----- RECORDS FOR THIS TASK
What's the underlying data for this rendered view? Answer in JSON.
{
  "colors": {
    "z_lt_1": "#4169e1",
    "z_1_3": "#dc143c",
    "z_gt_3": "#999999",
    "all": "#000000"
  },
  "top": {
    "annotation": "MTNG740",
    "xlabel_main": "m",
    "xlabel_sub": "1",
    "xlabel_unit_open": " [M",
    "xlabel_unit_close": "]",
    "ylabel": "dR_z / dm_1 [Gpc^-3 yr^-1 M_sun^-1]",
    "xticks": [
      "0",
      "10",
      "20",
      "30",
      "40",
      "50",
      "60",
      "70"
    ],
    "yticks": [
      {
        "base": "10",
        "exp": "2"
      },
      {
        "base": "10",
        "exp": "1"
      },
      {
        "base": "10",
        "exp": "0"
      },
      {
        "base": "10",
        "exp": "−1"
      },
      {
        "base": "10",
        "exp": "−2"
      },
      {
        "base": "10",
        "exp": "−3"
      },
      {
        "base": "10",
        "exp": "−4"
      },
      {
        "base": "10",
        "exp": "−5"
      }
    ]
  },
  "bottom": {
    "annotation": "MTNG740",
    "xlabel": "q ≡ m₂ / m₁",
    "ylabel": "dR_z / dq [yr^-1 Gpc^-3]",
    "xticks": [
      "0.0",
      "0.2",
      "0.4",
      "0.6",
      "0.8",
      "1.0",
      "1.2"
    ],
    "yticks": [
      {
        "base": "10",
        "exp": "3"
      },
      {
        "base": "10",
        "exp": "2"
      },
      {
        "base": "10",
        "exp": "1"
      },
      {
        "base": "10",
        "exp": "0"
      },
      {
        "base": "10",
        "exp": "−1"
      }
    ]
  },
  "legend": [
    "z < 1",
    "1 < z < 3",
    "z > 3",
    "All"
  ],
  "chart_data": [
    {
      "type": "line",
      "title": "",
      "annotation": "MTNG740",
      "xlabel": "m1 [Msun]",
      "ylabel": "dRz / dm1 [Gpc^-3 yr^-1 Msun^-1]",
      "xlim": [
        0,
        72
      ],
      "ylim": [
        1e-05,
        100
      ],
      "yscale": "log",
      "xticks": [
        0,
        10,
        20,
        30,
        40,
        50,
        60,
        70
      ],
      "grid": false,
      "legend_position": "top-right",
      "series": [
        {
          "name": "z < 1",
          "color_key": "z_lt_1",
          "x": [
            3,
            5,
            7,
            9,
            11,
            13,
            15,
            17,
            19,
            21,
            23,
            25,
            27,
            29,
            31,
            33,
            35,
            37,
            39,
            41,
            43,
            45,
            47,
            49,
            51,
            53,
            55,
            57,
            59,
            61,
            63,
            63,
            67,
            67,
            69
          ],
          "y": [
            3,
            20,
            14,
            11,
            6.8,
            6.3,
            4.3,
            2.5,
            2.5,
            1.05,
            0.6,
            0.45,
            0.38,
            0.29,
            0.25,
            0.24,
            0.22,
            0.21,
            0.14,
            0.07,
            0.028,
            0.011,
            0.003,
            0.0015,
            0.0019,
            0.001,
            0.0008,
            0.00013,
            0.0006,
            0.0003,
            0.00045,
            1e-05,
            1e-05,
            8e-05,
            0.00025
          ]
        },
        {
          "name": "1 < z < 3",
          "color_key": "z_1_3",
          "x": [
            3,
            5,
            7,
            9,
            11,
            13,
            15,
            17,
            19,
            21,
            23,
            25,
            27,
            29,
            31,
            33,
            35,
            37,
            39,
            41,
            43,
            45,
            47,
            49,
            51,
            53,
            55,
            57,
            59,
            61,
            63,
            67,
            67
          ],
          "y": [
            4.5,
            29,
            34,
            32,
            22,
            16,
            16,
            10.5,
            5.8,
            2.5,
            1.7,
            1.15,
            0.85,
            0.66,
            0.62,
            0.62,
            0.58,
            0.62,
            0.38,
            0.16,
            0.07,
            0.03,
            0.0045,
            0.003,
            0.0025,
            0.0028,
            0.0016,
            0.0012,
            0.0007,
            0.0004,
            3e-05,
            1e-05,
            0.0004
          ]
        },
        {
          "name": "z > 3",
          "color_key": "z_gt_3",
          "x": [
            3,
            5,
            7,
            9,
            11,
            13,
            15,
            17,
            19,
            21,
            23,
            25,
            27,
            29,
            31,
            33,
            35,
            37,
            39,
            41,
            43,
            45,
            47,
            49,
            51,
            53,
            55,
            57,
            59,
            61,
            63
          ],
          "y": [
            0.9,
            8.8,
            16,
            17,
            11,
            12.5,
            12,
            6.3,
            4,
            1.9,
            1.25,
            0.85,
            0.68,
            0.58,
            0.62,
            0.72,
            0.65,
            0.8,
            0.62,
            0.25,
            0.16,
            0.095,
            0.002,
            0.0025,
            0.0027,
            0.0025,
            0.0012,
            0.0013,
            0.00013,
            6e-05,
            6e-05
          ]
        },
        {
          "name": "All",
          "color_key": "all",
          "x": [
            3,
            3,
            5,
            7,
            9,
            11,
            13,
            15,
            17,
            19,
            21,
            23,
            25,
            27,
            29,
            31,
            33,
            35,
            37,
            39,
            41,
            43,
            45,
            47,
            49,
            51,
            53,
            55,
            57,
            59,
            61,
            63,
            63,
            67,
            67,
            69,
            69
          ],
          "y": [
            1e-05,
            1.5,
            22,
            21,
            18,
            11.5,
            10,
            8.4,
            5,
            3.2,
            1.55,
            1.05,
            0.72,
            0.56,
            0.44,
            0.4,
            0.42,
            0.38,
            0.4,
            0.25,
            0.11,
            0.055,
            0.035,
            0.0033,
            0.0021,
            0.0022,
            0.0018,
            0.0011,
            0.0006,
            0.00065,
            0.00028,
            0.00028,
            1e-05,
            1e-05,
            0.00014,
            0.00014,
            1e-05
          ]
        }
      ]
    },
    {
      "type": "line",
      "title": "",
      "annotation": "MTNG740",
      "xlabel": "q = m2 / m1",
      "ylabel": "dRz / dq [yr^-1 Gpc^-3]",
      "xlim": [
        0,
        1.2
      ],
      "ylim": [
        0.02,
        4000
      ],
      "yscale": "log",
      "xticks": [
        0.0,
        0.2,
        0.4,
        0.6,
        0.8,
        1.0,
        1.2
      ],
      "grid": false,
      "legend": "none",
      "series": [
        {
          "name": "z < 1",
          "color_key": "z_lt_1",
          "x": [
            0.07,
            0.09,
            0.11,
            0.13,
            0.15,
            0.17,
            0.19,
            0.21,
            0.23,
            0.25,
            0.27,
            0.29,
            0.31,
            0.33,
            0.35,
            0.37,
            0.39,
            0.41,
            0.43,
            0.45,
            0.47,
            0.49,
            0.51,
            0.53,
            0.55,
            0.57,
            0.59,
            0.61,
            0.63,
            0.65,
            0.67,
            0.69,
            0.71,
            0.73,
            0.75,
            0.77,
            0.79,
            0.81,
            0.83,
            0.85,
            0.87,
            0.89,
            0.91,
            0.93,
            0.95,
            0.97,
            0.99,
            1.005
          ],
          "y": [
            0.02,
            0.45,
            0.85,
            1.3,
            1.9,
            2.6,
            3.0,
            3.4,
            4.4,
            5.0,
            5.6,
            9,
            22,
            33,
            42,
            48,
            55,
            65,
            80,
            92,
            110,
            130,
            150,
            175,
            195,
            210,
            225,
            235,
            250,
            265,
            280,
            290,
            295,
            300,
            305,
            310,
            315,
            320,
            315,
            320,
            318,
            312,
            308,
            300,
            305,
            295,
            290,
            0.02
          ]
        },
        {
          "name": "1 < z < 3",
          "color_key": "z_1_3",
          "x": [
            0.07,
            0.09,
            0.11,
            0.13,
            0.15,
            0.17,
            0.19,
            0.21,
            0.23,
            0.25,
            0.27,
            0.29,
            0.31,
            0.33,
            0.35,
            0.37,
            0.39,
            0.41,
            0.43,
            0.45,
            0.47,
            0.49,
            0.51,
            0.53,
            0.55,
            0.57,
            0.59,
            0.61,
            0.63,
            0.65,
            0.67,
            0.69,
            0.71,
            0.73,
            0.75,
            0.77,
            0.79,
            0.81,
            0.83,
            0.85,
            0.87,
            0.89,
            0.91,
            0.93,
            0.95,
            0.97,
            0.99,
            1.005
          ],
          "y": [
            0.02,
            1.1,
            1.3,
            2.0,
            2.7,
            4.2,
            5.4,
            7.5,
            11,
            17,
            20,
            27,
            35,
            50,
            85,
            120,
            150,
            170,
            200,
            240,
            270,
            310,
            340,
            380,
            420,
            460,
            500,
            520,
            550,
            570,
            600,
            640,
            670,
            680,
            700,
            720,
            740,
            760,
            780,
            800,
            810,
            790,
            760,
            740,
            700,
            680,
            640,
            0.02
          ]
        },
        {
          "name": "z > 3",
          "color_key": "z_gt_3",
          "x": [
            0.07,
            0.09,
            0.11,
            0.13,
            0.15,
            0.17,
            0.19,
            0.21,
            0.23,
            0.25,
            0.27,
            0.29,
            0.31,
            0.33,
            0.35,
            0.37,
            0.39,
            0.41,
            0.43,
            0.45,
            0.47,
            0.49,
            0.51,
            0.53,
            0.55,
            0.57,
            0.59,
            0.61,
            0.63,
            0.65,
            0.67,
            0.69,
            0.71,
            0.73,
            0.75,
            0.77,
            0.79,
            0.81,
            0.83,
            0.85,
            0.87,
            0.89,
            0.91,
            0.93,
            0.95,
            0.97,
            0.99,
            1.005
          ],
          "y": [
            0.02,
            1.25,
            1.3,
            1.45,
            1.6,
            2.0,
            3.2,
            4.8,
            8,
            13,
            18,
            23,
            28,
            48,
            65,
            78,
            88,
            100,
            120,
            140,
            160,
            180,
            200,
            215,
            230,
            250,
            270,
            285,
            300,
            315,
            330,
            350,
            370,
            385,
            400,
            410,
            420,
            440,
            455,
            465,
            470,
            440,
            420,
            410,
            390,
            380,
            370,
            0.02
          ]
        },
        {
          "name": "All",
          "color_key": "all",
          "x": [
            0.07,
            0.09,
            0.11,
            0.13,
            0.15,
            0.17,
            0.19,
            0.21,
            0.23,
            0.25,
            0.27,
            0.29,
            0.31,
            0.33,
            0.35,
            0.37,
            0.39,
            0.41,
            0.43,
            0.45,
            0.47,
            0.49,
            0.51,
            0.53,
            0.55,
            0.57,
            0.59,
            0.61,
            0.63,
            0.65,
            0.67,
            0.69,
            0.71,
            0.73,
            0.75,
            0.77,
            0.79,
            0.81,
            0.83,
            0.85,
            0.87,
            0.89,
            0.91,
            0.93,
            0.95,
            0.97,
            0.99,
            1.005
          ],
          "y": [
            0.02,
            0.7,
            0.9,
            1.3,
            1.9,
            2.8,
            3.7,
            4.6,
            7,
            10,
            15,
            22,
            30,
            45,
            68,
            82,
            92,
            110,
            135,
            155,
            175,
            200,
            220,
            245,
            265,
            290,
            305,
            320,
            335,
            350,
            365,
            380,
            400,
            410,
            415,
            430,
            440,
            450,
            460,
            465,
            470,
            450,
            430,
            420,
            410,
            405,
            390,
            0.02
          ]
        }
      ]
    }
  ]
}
----------
WHAT IS REQUIRED:
Scan the data above; copy every line where "ylabel" appears.

CORRECT RESULT:
    "ylabel": "dR_z / dm_1 [Gpc^-3 yr^-1 M_sun^-1]",
    "ylabel": "dR_z / dq [yr^-1 Gpc^-3]",
      "ylabel": "dRz / dm1 [Gpc^-3 yr^-1 Msun^-1]",
      "ylabel": "dRz / dq [yr^-1 Gpc^-3]",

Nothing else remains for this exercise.